◆ Task data ◆

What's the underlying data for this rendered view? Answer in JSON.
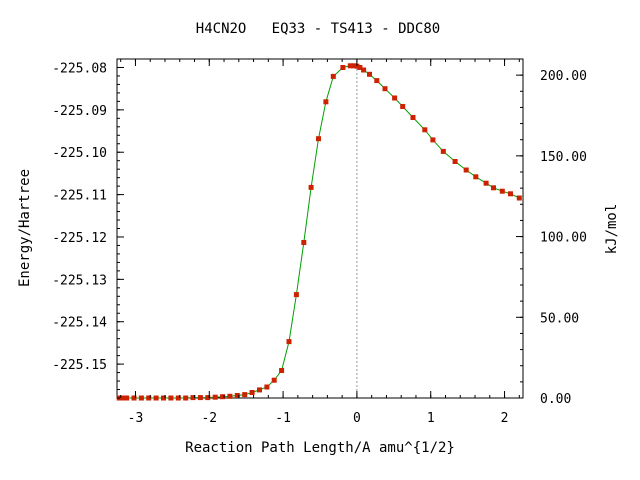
{
  "chart_data": {
    "type": "line",
    "title": "H4CN2O   EQ33 - TS413 - DDC80",
    "xlabel": "Reaction Path Length/A amu^{1/2}",
    "ylabel": "Energy/Hartree",
    "y2label": "kJ/mol",
    "xlim": [
      -3.25,
      2.25
    ],
    "ylim": [
      -225.158,
      -225.078
    ],
    "y2lim": [
      0.0,
      210.0
    ],
    "grid": false,
    "legend": "none",
    "x_ticks": [
      -3,
      -2,
      -1,
      0,
      1,
      2
    ],
    "x_tick_labels": [
      "-3",
      "-2",
      "-1",
      "0",
      "1",
      "2"
    ],
    "y_ticks": [
      -225.15,
      -225.14,
      -225.13,
      -225.12,
      -225.11,
      -225.1,
      -225.09,
      -225.08
    ],
    "y_tick_labels": [
      "-225.15",
      "-225.14",
      "-225.13",
      "-225.12",
      "-225.11",
      "-225.10",
      "-225.09",
      "-225.08"
    ],
    "y2_ticks": [
      0,
      50,
      100,
      150,
      200
    ],
    "y2_tick_labels": [
      "0.00",
      "50.00",
      "100.00",
      "150.00",
      "200.00"
    ],
    "ts_x": 0.0,
    "colors": {
      "line": "#00a000",
      "marker": "#cc2200",
      "ts_line": "#999999",
      "axis": "#000000"
    },
    "series": [
      {
        "x": [
          -3.22,
          -3.17,
          -3.12,
          -3.02,
          -2.92,
          -2.82,
          -2.72,
          -2.62,
          -2.52,
          -2.42,
          -2.32,
          -2.22,
          -2.12,
          -2.02,
          -1.92,
          -1.82,
          -1.72,
          -1.62,
          -1.52,
          -1.42,
          -1.32,
          -1.22,
          -1.12,
          -1.02,
          -0.92,
          -0.82,
          -0.72,
          -0.62,
          -0.52,
          -0.42,
          -0.32,
          -0.19,
          -0.09,
          -0.04,
          0.0,
          0.04,
          0.09,
          0.17,
          0.27,
          0.38,
          0.51,
          0.62,
          0.76,
          0.92,
          1.03,
          1.17,
          1.33,
          1.48,
          1.61,
          1.75,
          1.85,
          1.97,
          2.08,
          2.2
        ],
        "y": [
          -225.158,
          -225.158,
          -225.158,
          -225.158,
          -225.158,
          -225.158,
          -225.158,
          -225.158,
          -225.158,
          -225.158,
          -225.158,
          -225.1579,
          -225.1579,
          -225.1579,
          -225.1578,
          -225.1577,
          -225.1576,
          -225.1574,
          -225.1572,
          -225.1567,
          -225.1561,
          -225.1554,
          -225.1538,
          -225.1515,
          -225.1447,
          -225.1336,
          -225.1213,
          -225.1083,
          -225.0968,
          -225.0881,
          -225.0821,
          -225.08,
          -225.0796,
          -225.0796,
          -225.0797,
          -225.08,
          -225.0806,
          -225.0816,
          -225.0831,
          -225.085,
          -225.0872,
          -225.0892,
          -225.0918,
          -225.0947,
          -225.0971,
          -225.0998,
          -225.1022,
          -225.1042,
          -225.1058,
          -225.1073,
          -225.1084,
          -225.1092,
          -225.1098,
          -225.1108
        ]
      }
    ]
  }
}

◆ Requirements ◆
Without the pictures, write out the whole listing above exactly as it appears.

◆ Answer to this exercise ◆
What's the underlying data for this rendered view? Answer in JSON.
{
  "chart_data": {
    "type": "line",
    "title": "H4CN2O   EQ33 - TS413 - DDC80",
    "xlabel": "Reaction Path Length/A amu^{1/2}",
    "ylabel": "Energy/Hartree",
    "y2label": "kJ/mol",
    "xlim": [
      -3.25,
      2.25
    ],
    "ylim": [
      -225.158,
      -225.078
    ],
    "y2lim": [
      0.0,
      210.0
    ],
    "grid": false,
    "legend": "none",
    "x_ticks": [
      -3,
      -2,
      -1,
      0,
      1,
      2
    ],
    "x_tick_labels": [
      "-3",
      "-2",
      "-1",
      "0",
      "1",
      "2"
    ],
    "y_ticks": [
      -225.15,
      -225.14,
      -225.13,
      -225.12,
      -225.11,
      -225.1,
      -225.09,
      -225.08
    ],
    "y_tick_labels": [
      "-225.15",
      "-225.14",
      "-225.13",
      "-225.12",
      "-225.11",
      "-225.10",
      "-225.09",
      "-225.08"
    ],
    "y2_ticks": [
      0,
      50,
      100,
      150,
      200
    ],
    "y2_tick_labels": [
      "0.00",
      "50.00",
      "100.00",
      "150.00",
      "200.00"
    ],
    "ts_x": 0.0,
    "colors": {
      "line": "#00a000",
      "marker": "#cc2200",
      "ts_line": "#999999",
      "axis": "#000000"
    },
    "series": [
      {
        "x": [
          -3.22,
          -3.17,
          -3.12,
          -3.02,
          -2.92,
          -2.82,
          -2.72,
          -2.62,
          -2.52,
          -2.42,
          -2.32,
          -2.22,
          -2.12,
          -2.02,
          -1.92,
          -1.82,
          -1.72,
          -1.62,
          -1.52,
          -1.42,
          -1.32,
          -1.22,
          -1.12,
          -1.02,
          -0.92,
          -0.82,
          -0.72,
          -0.62,
          -0.52,
          -0.42,
          -0.32,
          -0.19,
          -0.09,
          -0.04,
          0.0,
          0.04,
          0.09,
          0.17,
          0.27,
          0.38,
          0.51,
          0.62,
          0.76,
          0.92,
          1.03,
          1.17,
          1.33,
          1.48,
          1.61,
          1.75,
          1.85,
          1.97,
          2.08,
          2.2
        ],
        "y": [
          -225.158,
          -225.158,
          -225.158,
          -225.158,
          -225.158,
          -225.158,
          -225.158,
          -225.158,
          -225.158,
          -225.158,
          -225.158,
          -225.1579,
          -225.1579,
          -225.1579,
          -225.1578,
          -225.1577,
          -225.1576,
          -225.1574,
          -225.1572,
          -225.1567,
          -225.1561,
          -225.1554,
          -225.1538,
          -225.1515,
          -225.1447,
          -225.1336,
          -225.1213,
          -225.1083,
          -225.0968,
          -225.0881,
          -225.0821,
          -225.08,
          -225.0796,
          -225.0796,
          -225.0797,
          -225.08,
          -225.0806,
          -225.0816,
          -225.0831,
          -225.085,
          -225.0872,
          -225.0892,
          -225.0918,
          -225.0947,
          -225.0971,
          -225.0998,
          -225.1022,
          -225.1042,
          -225.1058,
          -225.1073,
          -225.1084,
          -225.1092,
          -225.1098,
          -225.1108
        ]
      }
    ]
  }
}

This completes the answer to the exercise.